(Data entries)

## start

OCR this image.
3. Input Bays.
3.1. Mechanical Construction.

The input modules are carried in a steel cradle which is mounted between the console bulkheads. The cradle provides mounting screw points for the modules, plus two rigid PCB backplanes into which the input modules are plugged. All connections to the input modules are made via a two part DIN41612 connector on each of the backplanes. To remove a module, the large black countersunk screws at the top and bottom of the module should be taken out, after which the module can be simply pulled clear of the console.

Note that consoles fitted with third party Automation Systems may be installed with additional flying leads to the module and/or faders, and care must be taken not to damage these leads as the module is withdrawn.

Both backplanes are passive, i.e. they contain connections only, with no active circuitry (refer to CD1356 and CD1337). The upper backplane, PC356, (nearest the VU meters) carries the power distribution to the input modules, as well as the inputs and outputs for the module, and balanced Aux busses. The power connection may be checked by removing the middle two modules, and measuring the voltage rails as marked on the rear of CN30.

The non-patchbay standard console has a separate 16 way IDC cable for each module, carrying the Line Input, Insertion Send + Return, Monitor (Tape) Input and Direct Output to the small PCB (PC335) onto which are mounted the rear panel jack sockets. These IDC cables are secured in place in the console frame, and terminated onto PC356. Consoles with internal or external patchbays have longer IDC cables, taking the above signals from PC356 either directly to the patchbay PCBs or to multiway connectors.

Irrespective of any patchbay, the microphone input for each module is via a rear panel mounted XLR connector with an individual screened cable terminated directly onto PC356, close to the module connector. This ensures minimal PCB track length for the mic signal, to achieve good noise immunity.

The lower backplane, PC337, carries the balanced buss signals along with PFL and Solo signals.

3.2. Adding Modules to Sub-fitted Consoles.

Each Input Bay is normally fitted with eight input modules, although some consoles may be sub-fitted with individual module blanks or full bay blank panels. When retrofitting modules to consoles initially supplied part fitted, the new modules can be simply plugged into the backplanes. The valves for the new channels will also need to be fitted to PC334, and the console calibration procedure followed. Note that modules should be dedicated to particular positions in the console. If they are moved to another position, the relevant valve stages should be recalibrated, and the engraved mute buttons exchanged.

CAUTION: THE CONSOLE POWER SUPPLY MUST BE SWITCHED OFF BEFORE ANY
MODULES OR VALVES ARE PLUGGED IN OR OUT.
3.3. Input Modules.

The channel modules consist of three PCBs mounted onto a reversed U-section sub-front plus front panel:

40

## end

What this task involves |
Write out all the entries exactly.

Answer to the task |
OCR this image.
3. Input Bays.
3.1. Mechanical Construction.

The input modules are carried in a steel cradle which is mounted between the console bulkheads. The cradle provides mounting screw points for the modules, plus two rigid PCB backplanes into which the input modules are plugged. All connections to the input modules are made via a two part DIN41612 connector on each of the backplanes. To remove a module, the large black countersunk screws at the top and bottom of the module should be taken out, after which the module can be simply pulled clear of the console.

Note that consoles fitted with third party Automation Systems may be installed with additional flying leads to the module and/or faders, and care must be taken not to damage these leads as the module is withdrawn.

Both backplanes are passive, i.e. they contain connections only, with no active circuitry (refer to CD1356 and CD1337). The upper backplane, PC356, (nearest the VU meters) carries the power distribution to the input modules, as well as the inputs and outputs for the module, and balanced Aux busses. The power connection may be checked by removing the middle two modules, and measuring the voltage rails as marked on the rear of CN30.

The non-patchbay standard console has a separate 16 way IDC cable for each module, carrying the Line Input, Insertion Send + Return, Monitor (Tape) Input and Direct Output to the small PCB (PC335) onto which are mounted the rear panel jack sockets. These IDC cables are secured in place in the console frame, and terminated onto PC356. Consoles with internal or external patchbays have longer IDC cables, taking the above signals from PC356 either directly to the patchbay PCBs or to multiway connectors.

Irrespective of any patchbay, the microphone input for each module is via a rear panel mounted XLR connector with an individual screened cable terminated directly onto PC356, close to the module connector. This ensures minimal PCB track length for the mic signal, to achieve good noise immunity.

The lower backplane, PC337, carries the balanced buss signals along with PFL and Solo signals.

3.2. Adding Modules to Sub-fitted Consoles.

Each Input Bay is normally fitted with eight input modules, although some consoles may be sub-fitted with individual module blanks or full bay blank panels. When retrofitting modules to consoles initially supplied part fitted, the new modules can be simply plugged into the backplanes. The valves for the new channels will also need to be fitted to PC334, and the console calibration procedure followed. Note that modules should be dedicated to particular positions in the console. If they are moved to another position, the relevant valve stages should be recalibrated, and the engraved mute buttons exchanged.

CAUTION: THE CONSOLE POWER SUPPLY MUST BE SWITCHED OFF BEFORE ANY
MODULES OR VALVES ARE PLUGGED IN OR OUT.
3.3. Input Modules.

The channel modules consist of three PCBs mounted onto a reversed U-section sub-front plus front panel:

40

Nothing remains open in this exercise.